*Work to do*
Please print the full listing exactly.

--- START OF Material ---

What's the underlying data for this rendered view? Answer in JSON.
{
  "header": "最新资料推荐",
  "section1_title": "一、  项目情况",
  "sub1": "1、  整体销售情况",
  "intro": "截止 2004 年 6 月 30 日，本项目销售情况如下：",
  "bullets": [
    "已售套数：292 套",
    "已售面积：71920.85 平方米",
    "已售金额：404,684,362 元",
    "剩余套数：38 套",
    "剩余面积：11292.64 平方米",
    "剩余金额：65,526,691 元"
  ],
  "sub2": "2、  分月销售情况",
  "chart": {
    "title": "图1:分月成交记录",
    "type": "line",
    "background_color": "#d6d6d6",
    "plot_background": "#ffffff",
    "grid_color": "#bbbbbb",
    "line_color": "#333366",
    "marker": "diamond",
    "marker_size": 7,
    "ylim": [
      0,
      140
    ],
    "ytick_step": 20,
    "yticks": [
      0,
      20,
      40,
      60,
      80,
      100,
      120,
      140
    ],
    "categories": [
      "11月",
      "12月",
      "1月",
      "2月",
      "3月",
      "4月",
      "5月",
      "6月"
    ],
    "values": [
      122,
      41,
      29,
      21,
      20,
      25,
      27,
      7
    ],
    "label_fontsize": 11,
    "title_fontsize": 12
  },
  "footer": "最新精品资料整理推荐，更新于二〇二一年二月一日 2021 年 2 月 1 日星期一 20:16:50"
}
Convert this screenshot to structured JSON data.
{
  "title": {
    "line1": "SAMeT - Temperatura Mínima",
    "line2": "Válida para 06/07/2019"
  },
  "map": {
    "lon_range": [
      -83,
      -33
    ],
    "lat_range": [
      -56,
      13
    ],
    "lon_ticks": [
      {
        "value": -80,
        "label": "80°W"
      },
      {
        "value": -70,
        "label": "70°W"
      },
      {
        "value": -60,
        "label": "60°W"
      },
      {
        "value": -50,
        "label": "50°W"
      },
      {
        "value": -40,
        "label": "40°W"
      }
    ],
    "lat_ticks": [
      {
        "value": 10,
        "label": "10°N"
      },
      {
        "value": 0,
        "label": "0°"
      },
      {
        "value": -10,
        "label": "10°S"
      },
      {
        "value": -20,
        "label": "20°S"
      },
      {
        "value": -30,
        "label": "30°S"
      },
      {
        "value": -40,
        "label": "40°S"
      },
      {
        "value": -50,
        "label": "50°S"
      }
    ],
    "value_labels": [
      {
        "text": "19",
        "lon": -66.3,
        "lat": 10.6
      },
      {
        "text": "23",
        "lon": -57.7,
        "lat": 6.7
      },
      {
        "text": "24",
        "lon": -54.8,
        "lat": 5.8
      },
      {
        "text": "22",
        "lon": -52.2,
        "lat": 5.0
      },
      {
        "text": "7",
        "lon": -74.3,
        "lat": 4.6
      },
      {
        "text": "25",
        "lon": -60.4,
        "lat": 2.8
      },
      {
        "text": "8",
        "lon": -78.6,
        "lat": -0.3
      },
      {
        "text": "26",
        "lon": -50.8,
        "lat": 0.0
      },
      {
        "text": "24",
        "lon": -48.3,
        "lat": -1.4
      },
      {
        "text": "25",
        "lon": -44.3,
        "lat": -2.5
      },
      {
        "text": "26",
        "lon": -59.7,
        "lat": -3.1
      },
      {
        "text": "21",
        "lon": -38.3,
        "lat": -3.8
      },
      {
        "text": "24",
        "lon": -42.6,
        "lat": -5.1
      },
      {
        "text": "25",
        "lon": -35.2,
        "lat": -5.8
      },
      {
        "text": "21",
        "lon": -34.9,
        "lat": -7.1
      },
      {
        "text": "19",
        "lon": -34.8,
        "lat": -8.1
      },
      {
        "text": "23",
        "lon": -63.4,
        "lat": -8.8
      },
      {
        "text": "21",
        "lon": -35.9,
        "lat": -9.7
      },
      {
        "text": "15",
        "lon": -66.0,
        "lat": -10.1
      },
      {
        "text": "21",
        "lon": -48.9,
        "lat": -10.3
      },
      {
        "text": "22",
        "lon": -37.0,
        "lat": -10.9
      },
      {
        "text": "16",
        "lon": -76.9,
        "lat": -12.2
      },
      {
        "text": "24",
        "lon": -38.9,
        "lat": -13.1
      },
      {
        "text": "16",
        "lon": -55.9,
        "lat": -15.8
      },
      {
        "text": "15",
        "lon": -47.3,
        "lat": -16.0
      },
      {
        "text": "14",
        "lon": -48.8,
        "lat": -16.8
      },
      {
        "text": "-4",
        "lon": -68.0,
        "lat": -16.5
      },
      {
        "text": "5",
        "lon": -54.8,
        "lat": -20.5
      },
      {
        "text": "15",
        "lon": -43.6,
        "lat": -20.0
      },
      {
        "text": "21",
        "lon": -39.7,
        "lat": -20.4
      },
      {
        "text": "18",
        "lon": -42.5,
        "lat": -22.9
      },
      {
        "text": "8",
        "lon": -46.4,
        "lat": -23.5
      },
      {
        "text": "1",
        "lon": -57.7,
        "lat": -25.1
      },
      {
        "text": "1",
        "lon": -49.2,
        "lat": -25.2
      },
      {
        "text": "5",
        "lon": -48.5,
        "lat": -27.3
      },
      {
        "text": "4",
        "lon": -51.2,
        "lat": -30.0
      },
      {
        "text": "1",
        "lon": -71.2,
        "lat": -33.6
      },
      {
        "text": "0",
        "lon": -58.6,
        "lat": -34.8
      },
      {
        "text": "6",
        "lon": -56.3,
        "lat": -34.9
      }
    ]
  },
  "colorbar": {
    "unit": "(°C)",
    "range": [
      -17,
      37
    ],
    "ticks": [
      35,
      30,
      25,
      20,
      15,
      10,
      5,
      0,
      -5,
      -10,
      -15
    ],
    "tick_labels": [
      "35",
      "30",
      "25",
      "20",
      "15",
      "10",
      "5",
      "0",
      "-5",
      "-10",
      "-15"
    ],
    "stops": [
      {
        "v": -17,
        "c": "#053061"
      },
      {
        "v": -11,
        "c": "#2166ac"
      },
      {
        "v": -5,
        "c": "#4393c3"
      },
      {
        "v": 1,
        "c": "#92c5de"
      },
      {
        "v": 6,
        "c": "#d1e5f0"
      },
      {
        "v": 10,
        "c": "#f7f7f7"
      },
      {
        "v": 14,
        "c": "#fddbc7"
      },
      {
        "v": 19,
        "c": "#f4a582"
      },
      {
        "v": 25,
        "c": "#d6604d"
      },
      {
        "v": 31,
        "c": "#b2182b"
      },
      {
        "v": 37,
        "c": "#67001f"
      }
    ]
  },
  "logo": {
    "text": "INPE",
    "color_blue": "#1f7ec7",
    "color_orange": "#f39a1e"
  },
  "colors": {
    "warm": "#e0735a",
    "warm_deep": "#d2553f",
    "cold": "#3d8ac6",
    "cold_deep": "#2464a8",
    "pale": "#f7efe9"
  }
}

--- END OF Material ---

*Answer*
What's the underlying data for this rendered view? Answer in JSON.
{
  "header": "最新资料推荐",
  "section1_title": "一、  项目情况",
  "sub1": "1、  整体销售情况",
  "intro": "截止 2004 年 6 月 30 日，本项目销售情况如下：",
  "bullets": [
    "已售套数：292 套",
    "已售面积：71920.85 平方米",
    "已售金额：404,684,362 元",
    "剩余套数：38 套",
    "剩余面积：11292.64 平方米",
    "剩余金额：65,526,691 元"
  ],
  "sub2": "2、  分月销售情况",
  "chart": {
    "title": "图1:分月成交记录",
    "type": "line",
    "background_color": "#d6d6d6",
    "plot_background": "#ffffff",
    "grid_color": "#bbbbbb",
    "line_color": "#333366",
    "marker": "diamond",
    "marker_size": 7,
    "ylim": [
      0,
      140
    ],
    "ytick_step": 20,
    "yticks": [
      0,
      20,
      40,
      60,
      80,
      100,
      120,
      140
    ],
    "categories": [
      "11月",
      "12月",
      "1月",
      "2月",
      "3月",
      "4月",
      "5月",
      "6月"
    ],
    "values": [
      122,
      41,
      29,
      21,
      20,
      25,
      27,
      7
    ],
    "label_fontsize": 11,
    "title_fontsize": 12
  },
  "footer": "最新精品资料整理推荐，更新于二〇二一年二月一日 2021 年 2 月 1 日星期一 20:16:50"
}
Convert this screenshot to structured JSON data.
{
  "title": {
    "line1": "SAMeT - Temperatura Mínima",
    "line2": "Válida para 06/07/2019"
  },
  "map": {
    "lon_range": [
      -83,
      -33
    ],
    "lat_range": [
      -56,
      13
    ],
    "lon_ticks": [
      {
        "value": -80,
        "label": "80°W"
      },
      {
        "value": -70,
        "label": "70°W"
      },
      {
        "value": -60,
        "label": "60°W"
      },
      {
        "value": -50,
        "label": "50°W"
      },
      {
        "value": -40,
        "label": "40°W"
      }
    ],
    "lat_ticks": [
      {
        "value": 10,
        "label": "10°N"
      },
      {
        "value": 0,
        "label": "0°"
      },
      {
        "value": -10,
        "label": "10°S"
      },
      {
        "value": -20,
        "label": "20°S"
      },
      {
        "value": -30,
        "label": "30°S"
      },
      {
        "value": -40,
        "label": "40°S"
      },
      {
        "value": -50,
        "label": "50°S"
      }
    ],
    "value_labels": [
      {
        "text": "19",
        "lon": -66.3,
        "lat": 10.6
      },
      {
        "text": "23",
        "lon": -57.7,
        "lat": 6.7
      },
      {
        "text": "24",
        "lon": -54.8,
        "lat": 5.8
      },
      {
        "text": "22",
        "lon": -52.2,
        "lat": 5.0
      },
      {
        "text": "7",
        "lon": -74.3,
        "lat": 4.6
      },
      {
        "text": "25",
        "lon": -60.4,
        "lat": 2.8
      },
      {
        "text": "8",
        "lon": -78.6,
        "lat": -0.3
      },
      {
        "text": "26",
        "lon": -50.8,
        "lat": 0.0
      },
      {
        "text": "24",
        "lon": -48.3,
        "lat": -1.4
      },
      {
        "text": "25",
        "lon": -44.3,
        "lat": -2.5
      },
      {
        "text": "26",
        "lon": -59.7,
        "lat": -3.1
      },
      {
        "text": "21",
        "lon": -38.3,
        "lat": -3.8
      },
      {
        "text": "24",
        "lon": -42.6,
        "lat": -5.1
      },
      {
        "text": "25",
        "lon": -35.2,
        "lat": -5.8
      },
      {
        "text": "21",
        "lon": -34.9,
        "lat": -7.1
      },
      {
        "text": "19",
        "lon": -34.8,
        "lat": -8.1
      },
      {
        "text": "23",
        "lon": -63.4,
        "lat": -8.8
      },
      {
        "text": "21",
        "lon": -35.9,
        "lat": -9.7
      },
      {
        "text": "15",
        "lon": -66.0,
        "lat": -10.1
      },
      {
        "text": "21",
        "lon": -48.9,
        "lat": -10.3
      },
      {
        "text": "22",
        "lon": -37.0,
        "lat": -10.9
      },
      {
        "text": "16",
        "lon": -76.9,
        "lat": -12.2
      },
      {
        "text": "24",
        "lon": -38.9,
        "lat": -13.1
      },
      {
        "text": "16",
        "lon": -55.9,
        "lat": -15.8
      },
      {
        "text": "15",
        "lon": -47.3,
        "lat": -16.0
      },
      {
        "text": "14",
        "lon": -48.8,
        "lat": -16.8
      },
      {
        "text": "-4",
        "lon": -68.0,
        "lat": -16.5
      },
      {
        "text": "5",
        "lon": -54.8,
        "lat": -20.5
      },
      {
        "text": "15",
        "lon": -43.6,
        "lat": -20.0
      },
      {
        "text": "21",
        "lon": -39.7,
        "lat": -20.4
      },
      {
        "text": "18",
        "lon": -42.5,
        "lat": -22.9
      },
      {
        "text": "8",
        "lon": -46.4,
        "lat": -23.5
      },
      {
        "text": "1",
        "lon": -57.7,
        "lat": -25.1
      },
      {
        "text": "1",
        "lon": -49.2,
        "lat": -25.2
      },
      {
        "text": "5",
        "lon": -48.5,
        "lat": -27.3
      },
      {
        "text": "4",
        "lon": -51.2,
        "lat": -30.0
      },
      {
        "text": "1",
        "lon": -71.2,
        "lat": -33.6
      },
      {
        "text": "0",
        "lon": -58.6,
        "lat": -34.8
      },
      {
        "text": "6",
        "lon": -56.3,
        "lat": -34.9
      }
    ]
  },
  "colorbar": {
    "unit": "(°C)",
    "range": [
      -17,
      37
    ],
    "ticks": [
      35,
      30,
      25,
      20,
      15,
      10,
      5,
      0,
      -5,
      -10,
      -15
    ],
    "tick_labels": [
      "35",
      "30",
      "25",
      "20",
      "15",
      "10",
      "5",
      "0",
      "-5",
      "-10",
      "-15"
    ],
    "stops": [
      {
        "v": -17,
        "c": "#053061"
      },
      {
        "v": -11,
        "c": "#2166ac"
      },
      {
        "v": -5,
        "c": "#4393c3"
      },
      {
        "v": 1,
        "c": "#92c5de"
      },
      {
        "v": 6,
        "c": "#d1e5f0"
      },
      {
        "v": 10,
        "c": "#f7f7f7"
      },
      {
        "v": 14,
        "c": "#fddbc7"
      },
      {
        "v": 19,
        "c": "#f4a582"
      },
      {
        "v": 25,
        "c": "#d6604d"
      },
      {
        "v": 31,
        "c": "#b2182b"
      },
      {
        "v": 37,
        "c": "#67001f"
      }
    ]
  },
  "logo": {
    "text": "INPE",
    "color_blue": "#1f7ec7",
    "color_orange": "#f39a1e"
  },
  "colors": {
    "warm": "#e0735a",
    "warm_deep": "#d2553f",
    "cold": "#3d8ac6",
    "cold_deep": "#2464a8",
    "pale": "#f7efe9"
  }
}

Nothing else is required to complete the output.